§ **AVAILABLE DATA**
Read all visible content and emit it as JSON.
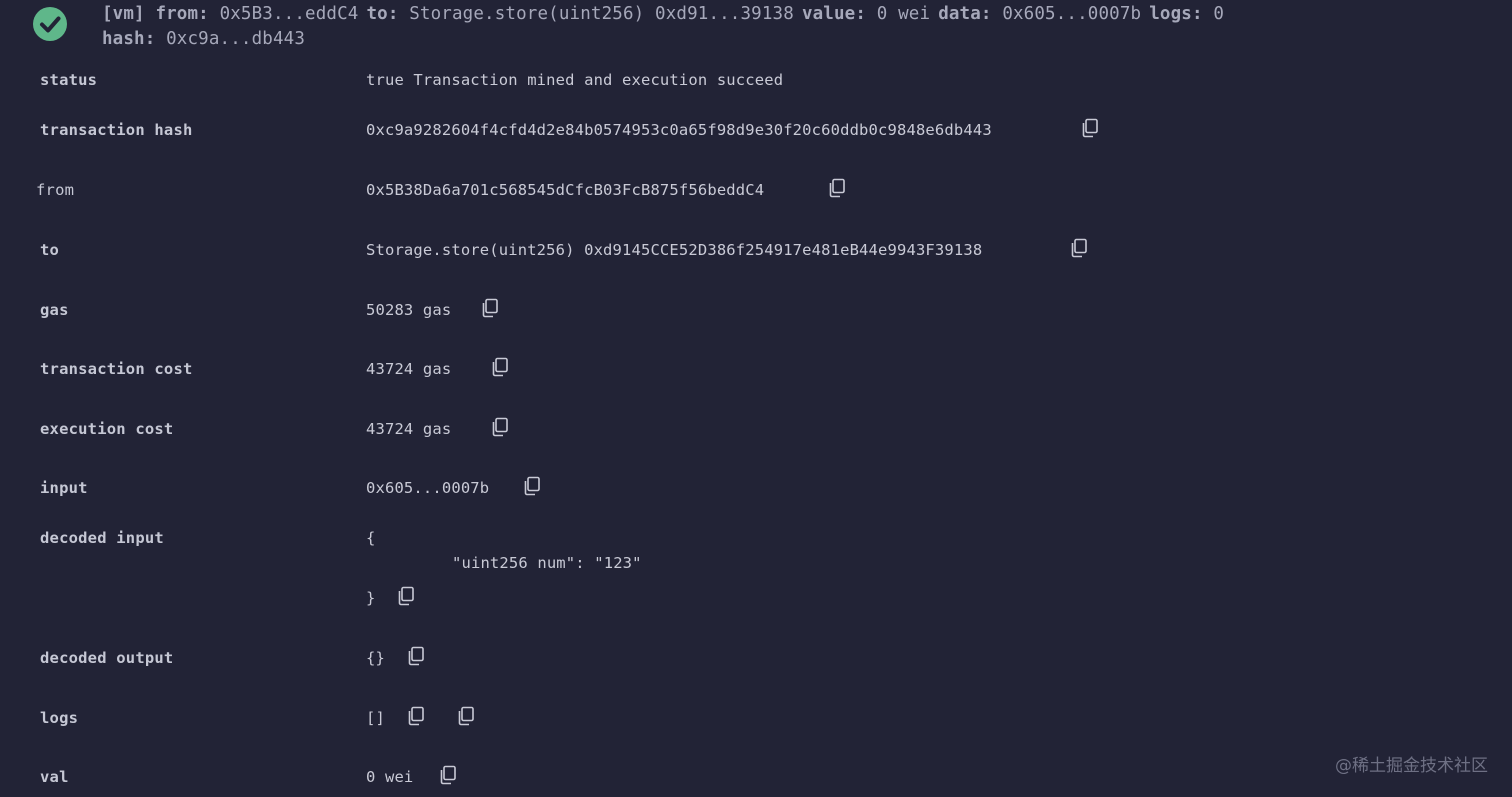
{
  "header": {
    "vm_tag": "[vm]",
    "from_label": "from:",
    "from_value": "0x5B3...eddC4",
    "to_label": "to:",
    "to_value": "Storage.store(uint256) 0xd91...39138",
    "value_label": "value:",
    "value_value": "0 wei",
    "data_label": "data:",
    "data_value": "0x605...0007b",
    "logs_label": "logs:",
    "logs_value": "0",
    "hash_label": "hash:",
    "hash_value": "0xc9a...db443",
    "status_icon": "check-circle-icon",
    "accent": "#5fb78a"
  },
  "rows": {
    "status": {
      "label": "status",
      "value": "true Transaction mined and execution succeed"
    },
    "transaction_hash": {
      "label": "transaction hash",
      "value": "0xc9a9282604f4cfd4d2e84b0574953c0a65f98d9e30f20c60ddb0c9848e6db443"
    },
    "from": {
      "label": "from",
      "value": "0x5B38Da6a701c568545dCfcB03FcB875f56beddC4"
    },
    "to": {
      "label": "to",
      "value": "Storage.store(uint256) 0xd9145CCE52D386f254917e481eB44e9943F39138"
    },
    "gas": {
      "label": "gas",
      "value": "50283 gas"
    },
    "transaction_cost": {
      "label": "transaction cost",
      "value": "43724 gas"
    },
    "execution_cost": {
      "label": "execution cost",
      "value": "43724 gas"
    },
    "input": {
      "label": "input",
      "value": "0x605...0007b"
    },
    "decoded_input": {
      "label": "decoded input",
      "open": "{",
      "body": "\"uint256 num\": \"123\"",
      "close": "}"
    },
    "decoded_output": {
      "label": "decoded output",
      "value": "{}"
    },
    "logs": {
      "label": "logs",
      "value": "[]"
    },
    "val": {
      "label": "val",
      "value": "0 wei"
    }
  },
  "watermark": "@稀土掘金技术社区"
}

§ **TASK DESCRIPTION**
Print each record exactly as it stands, leaving the images out.

§ **WORKED ANSWER**
Read all visible content and emit it as JSON.
{
  "header": {
    "vm_tag": "[vm]",
    "from_label": "from:",
    "from_value": "0x5B3...eddC4",
    "to_label": "to:",
    "to_value": "Storage.store(uint256) 0xd91...39138",
    "value_label": "value:",
    "value_value": "0 wei",
    "data_label": "data:",
    "data_value": "0x605...0007b",
    "logs_label": "logs:",
    "logs_value": "0",
    "hash_label": "hash:",
    "hash_value": "0xc9a...db443",
    "status_icon": "check-circle-icon",
    "accent": "#5fb78a"
  },
  "rows": {
    "status": {
      "label": "status",
      "value": "true Transaction mined and execution succeed"
    },
    "transaction_hash": {
      "label": "transaction hash",
      "value": "0xc9a9282604f4cfd4d2e84b0574953c0a65f98d9e30f20c60ddb0c9848e6db443"
    },
    "from": {
      "label": "from",
      "value": "0x5B38Da6a701c568545dCfcB03FcB875f56beddC4"
    },
    "to": {
      "label": "to",
      "value": "Storage.store(uint256) 0xd9145CCE52D386f254917e481eB44e9943F39138"
    },
    "gas": {
      "label": "gas",
      "value": "50283 gas"
    },
    "transaction_cost": {
      "label": "transaction cost",
      "value": "43724 gas"
    },
    "execution_cost": {
      "label": "execution cost",
      "value": "43724 gas"
    },
    "input": {
      "label": "input",
      "value": "0x605...0007b"
    },
    "decoded_input": {
      "label": "decoded input",
      "open": "{",
      "body": "\"uint256 num\": \"123\"",
      "close": "}"
    },
    "decoded_output": {
      "label": "decoded output",
      "value": "{}"
    },
    "logs": {
      "label": "logs",
      "value": "[]"
    },
    "val": {
      "label": "val",
      "value": "0 wei"
    }
  },
  "watermark": "@稀土掘金技术社区"
}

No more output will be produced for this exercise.